Write out the records word for word, with no pictures.

═════ RECORD SET ═════

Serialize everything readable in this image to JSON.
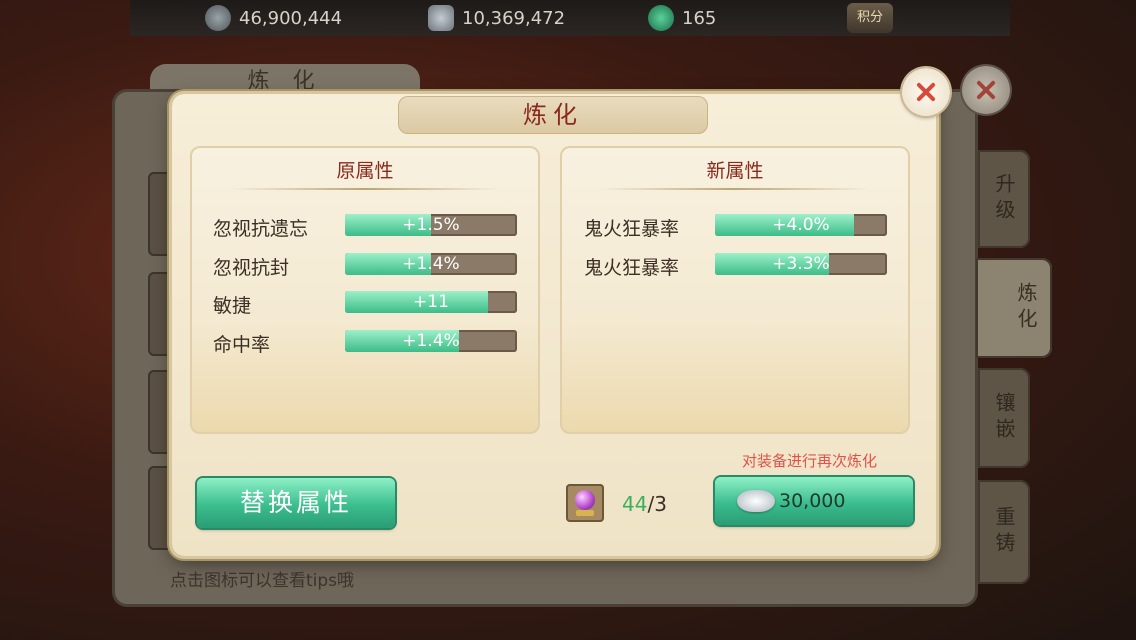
{
  "currency": {
    "silver_coins": "46,900,444",
    "silver_ingots": "10,369,472",
    "jade": "165",
    "score_label": "积分"
  },
  "background": {
    "title": "炼 化",
    "hint": "点击图标可以查看tips哦",
    "tabs": [
      "升级",
      "炼化",
      "镶嵌",
      "重铸"
    ]
  },
  "modal": {
    "title": "炼化",
    "old_attrs": {
      "heading": "原属性",
      "rows": [
        {
          "label": "忽视抗遗忘",
          "value": "+1.5%",
          "fill": 0.5
        },
        {
          "label": "忽视抗封",
          "value": "+1.4%",
          "fill": 0.5
        },
        {
          "label": "敏捷",
          "value": "+11",
          "fill": 0.83
        },
        {
          "label": "命中率",
          "value": "+1.4%",
          "fill": 0.66
        }
      ]
    },
    "new_attrs": {
      "heading": "新属性",
      "rows": [
        {
          "label": "鬼火狂暴率",
          "value": "+4.0%",
          "fill": 0.81
        },
        {
          "label": "鬼火狂暴率",
          "value": "+3.3%",
          "fill": 0.66
        }
      ]
    },
    "replace_button": "替换属性",
    "refine_note": "对装备进行再次炼化",
    "material_have": "44",
    "material_need": "/3",
    "refine_cost": "30,000"
  },
  "colors": {
    "accent_green": "#3cbc88",
    "title_red": "#8a2a1c",
    "note_red": "#e0534a"
  }
}
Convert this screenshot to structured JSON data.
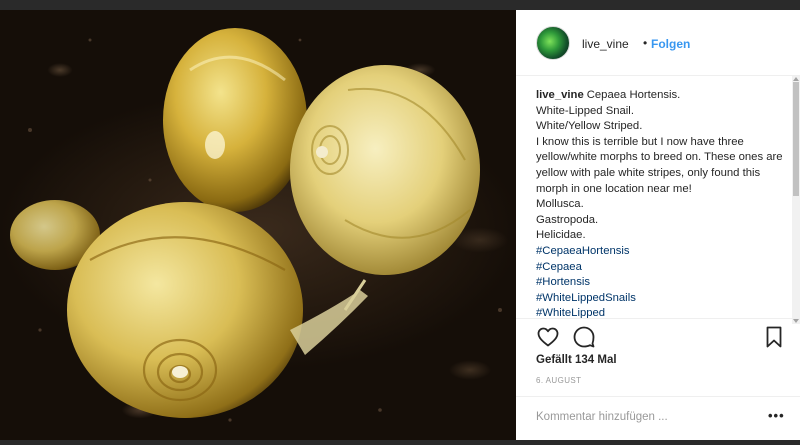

═════

* _RESULT BELOW_:
Serialize everything readable in this image to JSON.
{
  "currency": {
    "silver_coins": "46,900,444",
    "silver_ingots": "10,369,472",
    "jade": "165",
    "score_label": "积分"
  },
  "background": {
    "title": "炼 化",
    "hint": "点击图标可以查看tips哦",
    "tabs": [
      "升级",
      "炼化",
      "镶嵌",
      "重铸"
    ]
  },
  "modal": {
    "title": "炼化",
    "old_attrs": {
      "heading": "原属性",
      "rows": [
        {
          "label": "忽视抗遗忘",
          "value": "+1.5%",
          "fill": 0.5
        },
        {
          "label": "忽视抗封",
          "value": "+1.4%",
          "fill": 0.5
        },
        {
          "label": "敏捷",
          "value": "+11",
          "fill": 0.83
        },
        {
          "label": "命中率",
          "value": "+1.4%",
          "fill": 0.66
        }
      ]
    },
    "new_attrs": {
      "heading": "新属性",
      "rows": [
        {
          "label": "鬼火狂暴率",
          "value": "+4.0%",
          "fill": 0.81
        },
        {
          "label": "鬼火狂暴率",
          "value": "+3.3%",
          "fill": 0.66
        }
      ]
    },
    "replace_button": "替换属性",
    "refine_note": "对装备进行再次炼化",
    "material_have": "44",
    "material_need": "/3",
    "refine_cost": "30,000"
  },
  "colors": {
    "accent_green": "#3cbc88",
    "title_red": "#8a2a1c",
    "note_red": "#e0534a"
  }
}
Convert this screenshot to structured JSON data.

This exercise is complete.